Goal: Identify and copy all lines of the material where the string "title" is found.

---- Extracted records

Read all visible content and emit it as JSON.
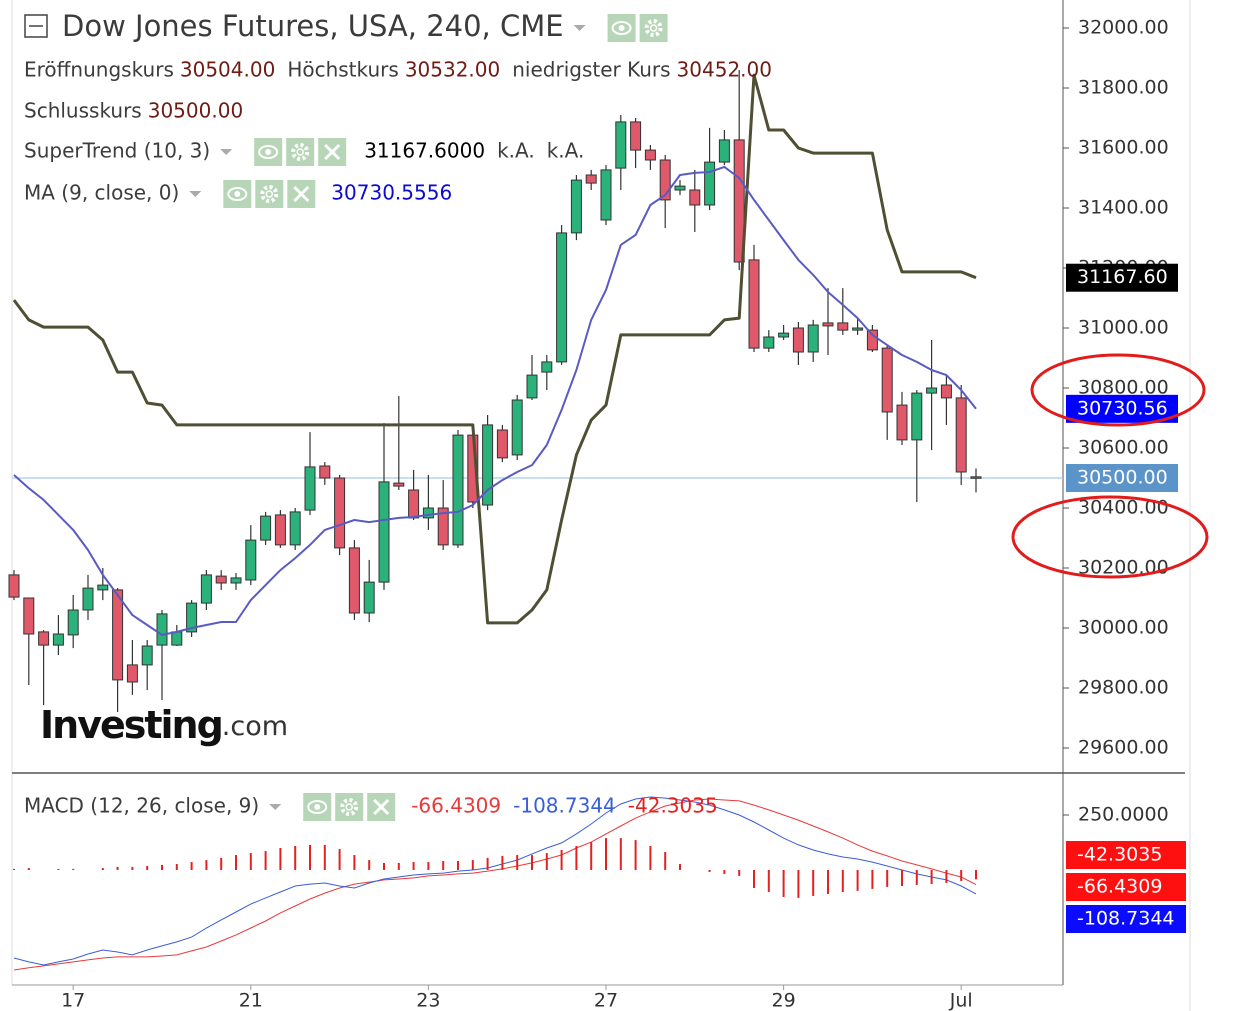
{
  "chart_data": [
    {
      "type": "candlestick",
      "title": "Dow Jones Futures, USA, 240, CME",
      "ohlc_legend": {
        "names": [
          "Eröffnungskurs",
          "Höchstkurs",
          "niedrigster Kurs",
          "Schlusskurs"
        ],
        "values": [
          30504,
          30532,
          30452,
          30500
        ],
        "value_labels": [
          "30504.00",
          "30532.00",
          "30452.00",
          "30500.00"
        ]
      },
      "categories": [
        null,
        null,
        null,
        null,
        "17",
        null,
        null,
        null,
        null,
        null,
        null,
        null,
        null,
        null,
        null,
        null,
        "21",
        null,
        null,
        null,
        null,
        null,
        null,
        null,
        null,
        null,
        null,
        null,
        "23",
        null,
        null,
        null,
        null,
        null,
        null,
        null,
        null,
        null,
        null,
        null,
        "27",
        null,
        null,
        null,
        null,
        null,
        null,
        null,
        null,
        null,
        null,
        null,
        "29",
        null,
        null,
        null,
        null,
        null,
        null,
        null,
        null,
        null,
        null,
        null,
        "Jul",
        null
      ],
      "open": [
        30177,
        30100,
        29987,
        29943,
        29977,
        30060,
        30127,
        30127,
        29877,
        29877,
        29943,
        29943,
        29987,
        30083,
        30173,
        30150,
        30160,
        30293,
        30377,
        30277,
        30393,
        30540,
        30500,
        30267,
        30050,
        30153,
        30483,
        30460,
        30367,
        30400,
        30277,
        30643,
        30410,
        30660,
        30577,
        30767,
        30853,
        30887,
        31317,
        31510,
        31360,
        31533,
        31687,
        31593,
        31560,
        31460,
        31460,
        31410,
        31553,
        31627,
        31227,
        30933,
        30970,
        31000,
        30920,
        31017,
        31017,
        30993,
        30993,
        30933,
        30743,
        30627,
        30783,
        30810,
        30767,
        30504
      ],
      "high": [
        30193,
        30100,
        29993,
        30043,
        30110,
        30177,
        30200,
        30133,
        29960,
        29960,
        30060,
        30010,
        30093,
        30193,
        30193,
        30183,
        30343,
        30387,
        30393,
        30400,
        30653,
        30553,
        30510,
        30293,
        30227,
        30683,
        30773,
        30527,
        30510,
        30493,
        30660,
        30677,
        30710,
        30677,
        30777,
        30910,
        30910,
        31343,
        31510,
        31527,
        31543,
        31710,
        31700,
        31610,
        31577,
        31493,
        31527,
        31667,
        31660,
        31860,
        31277,
        30993,
        31010,
        31020,
        31027,
        31133,
        31133,
        31033,
        31010,
        30943,
        30787,
        30793,
        30960,
        30843,
        30810,
        30532
      ],
      "low": [
        30093,
        29810,
        29743,
        29910,
        29933,
        30027,
        30093,
        29720,
        29777,
        29793,
        29760,
        29940,
        29970,
        30060,
        30127,
        30127,
        30143,
        30277,
        30267,
        30260,
        30377,
        30477,
        30243,
        30027,
        30020,
        30127,
        30460,
        30360,
        30327,
        30260,
        30267,
        30400,
        30393,
        30553,
        30560,
        30760,
        30793,
        30877,
        31293,
        31460,
        31343,
        31460,
        31533,
        31527,
        31333,
        31443,
        31320,
        31393,
        31543,
        31193,
        30920,
        30920,
        30960,
        30877,
        30887,
        30910,
        30977,
        30977,
        30920,
        30627,
        30610,
        30420,
        30593,
        30677,
        30477,
        30452
      ],
      "close": [
        30103,
        29980,
        29943,
        29980,
        30060,
        30133,
        30143,
        29827,
        29820,
        29940,
        30047,
        29987,
        30083,
        30177,
        30150,
        30167,
        30293,
        30373,
        30277,
        30387,
        30537,
        30500,
        30267,
        30050,
        30153,
        30487,
        30473,
        30367,
        30400,
        30277,
        30643,
        30420,
        30677,
        30567,
        30760,
        30843,
        30887,
        31317,
        31493,
        31483,
        31527,
        31687,
        31593,
        31560,
        31427,
        31473,
        31410,
        31553,
        31627,
        31220,
        30933,
        30970,
        30983,
        30920,
        31010,
        31007,
        30993,
        31000,
        30927,
        30720,
        30627,
        30783,
        30800,
        30767,
        30520,
        30500
      ],
      "up_color": "#2bb27a",
      "down_color": "#e0596a",
      "last_price_label": "30500.00",
      "last_price_color": "#5b94c9",
      "series": [
        {
          "name": "SuperTrend (10, 3)",
          "color": "#4f4f33",
          "badge_color": "#000000",
          "values": [
            31093,
            31027,
            31003,
            31003,
            31003,
            31003,
            30960,
            30853,
            30853,
            30750,
            30743,
            30677,
            30677,
            30677,
            30677,
            30677,
            30677,
            30677,
            30677,
            30677,
            30677,
            30677,
            30677,
            30677,
            30677,
            30677,
            30677,
            30677,
            30677,
            30677,
            30677,
            30677,
            30017,
            30017,
            30017,
            30060,
            30127,
            30360,
            30577,
            30693,
            30743,
            30977,
            30977,
            30977,
            30977,
            30977,
            30977,
            30977,
            31027,
            31033,
            31843,
            31660,
            31660,
            31600,
            31583,
            31583,
            31583,
            31583,
            31583,
            31327,
            31187,
            31187,
            31187,
            31187,
            31187,
            31167.6
          ],
          "value_label": "31167.6000",
          "extra_labels": [
            "k.A.",
            "k.A."
          ],
          "axis_label": "31167.60"
        },
        {
          "name": "MA (9, close, 0)",
          "color": "#5a5ac4",
          "badge_color": "#0000ff",
          "value_color": "#0a0ad0",
          "values": [
            30510,
            30466,
            30427,
            30377,
            30327,
            30260,
            30177,
            30110,
            30043,
            30010,
            29977,
            29987,
            30000,
            30010,
            30020,
            30020,
            30093,
            30143,
            30193,
            30233,
            30277,
            30327,
            30343,
            30360,
            30353,
            30360,
            30367,
            30370,
            30377,
            30383,
            30387,
            30410,
            30460,
            30493,
            30520,
            30543,
            30610,
            30727,
            30860,
            31027,
            31127,
            31277,
            31310,
            31410,
            31443,
            31510,
            31517,
            31520,
            31537,
            31500,
            31427,
            31360,
            31293,
            31227,
            31177,
            31120,
            31077,
            31033,
            30977,
            30943,
            30910,
            30887,
            30860,
            30843,
            30793,
            30730.5556
          ],
          "value_label": "30730.5556",
          "axis_label": "30730.56"
        }
      ],
      "ylim": [
        29516.67,
        32093.33
      ],
      "yticks": [
        {
          "value": 29600,
          "label": "29600.00"
        },
        {
          "value": 29800,
          "label": "29800.00"
        },
        {
          "value": 30000,
          "label": "30000.00"
        },
        {
          "value": 30200,
          "label": "30200.00"
        },
        {
          "value": 30400,
          "label": "30400.00"
        },
        {
          "value": 30600,
          "label": "30600.00"
        },
        {
          "value": 30800,
          "label": "30800.00"
        },
        {
          "value": 31000,
          "label": "31000.00"
        },
        {
          "value": 31200,
          "label": "31200.00"
        },
        {
          "value": 31400,
          "label": "31400.00"
        },
        {
          "value": 31600,
          "label": "31600.00"
        },
        {
          "value": 31800,
          "label": "31800.00"
        },
        {
          "value": 32000,
          "label": "32000.00"
        }
      ],
      "watermark": [
        "Investing",
        ".com"
      ]
    },
    {
      "type": "macd",
      "title": "MACD (12, 26, close, 9)",
      "series": [
        {
          "style": "line",
          "color": "#e83a3a",
          "badge_color": "#ff1010",
          "values": [
            -455,
            -445,
            -436,
            -427,
            -418,
            -409,
            -400,
            -395,
            -395,
            -395,
            -391,
            -386,
            -368,
            -350,
            -323,
            -295,
            -264,
            -232,
            -195,
            -164,
            -132,
            -105,
            -82,
            -64,
            -55,
            -45,
            -41,
            -36,
            -27,
            -23,
            -18,
            -14,
            -5,
            5,
            18,
            32,
            50,
            68,
            100,
            127,
            164,
            200,
            236,
            264,
            291,
            305,
            318,
            323,
            318,
            314,
            295,
            273,
            250,
            227,
            200,
            173,
            145,
            114,
            86,
            64,
            41,
            23,
            5,
            -14,
            -32,
            -66.4309
          ],
          "value_label": "-66.4309",
          "axis_label": "-66.4309"
        },
        {
          "style": "line",
          "color": "#3a5ed6",
          "badge_color": "#0b0bff",
          "values": [
            -400,
            -418,
            -432,
            -418,
            -405,
            -382,
            -364,
            -373,
            -386,
            -364,
            -345,
            -327,
            -305,
            -264,
            -227,
            -191,
            -155,
            -127,
            -100,
            -73,
            -64,
            -59,
            -73,
            -82,
            -59,
            -41,
            -32,
            -23,
            -18,
            -14,
            -5,
            0,
            9,
            27,
            45,
            73,
            100,
            123,
            164,
            209,
            259,
            300,
            323,
            332,
            327,
            318,
            309,
            295,
            273,
            250,
            218,
            182,
            145,
            114,
            91,
            73,
            59,
            50,
            36,
            18,
            0,
            -18,
            -32,
            -45,
            -73,
            -108.7344
          ],
          "value_label": "-108.7344",
          "axis_label": "-108.7344"
        },
        {
          "style": "histogram",
          "color": "#e42020",
          "badge_color": "#ff1010",
          "values": [
            5,
            9,
            0,
            5,
            5,
            0,
            9,
            14,
            14,
            18,
            23,
            27,
            36,
            45,
            55,
            68,
            77,
            86,
            100,
            109,
            114,
            114,
            95,
            68,
            45,
            32,
            32,
            36,
            36,
            41,
            41,
            45,
            55,
            64,
            68,
            68,
            77,
            91,
            109,
            127,
            145,
            145,
            136,
            109,
            82,
            27,
            0,
            -9,
            -18,
            -27,
            -82,
            -100,
            -123,
            -127,
            -118,
            -109,
            -100,
            -95,
            -86,
            -77,
            -73,
            -68,
            -64,
            -59,
            -50,
            -42.3035
          ],
          "value_label": "-42.3035",
          "axis_label": "-42.3035"
        }
      ],
      "ylim": [
        -523,
        441
      ],
      "yticks": [
        {
          "value": 250,
          "label": "250.0000"
        }
      ]
    }
  ]
}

--------

Solution to the exercise:
      "title": "Dow Jones Futures, USA, 240, CME",
      "title": "MACD (12, 26, close, 9)",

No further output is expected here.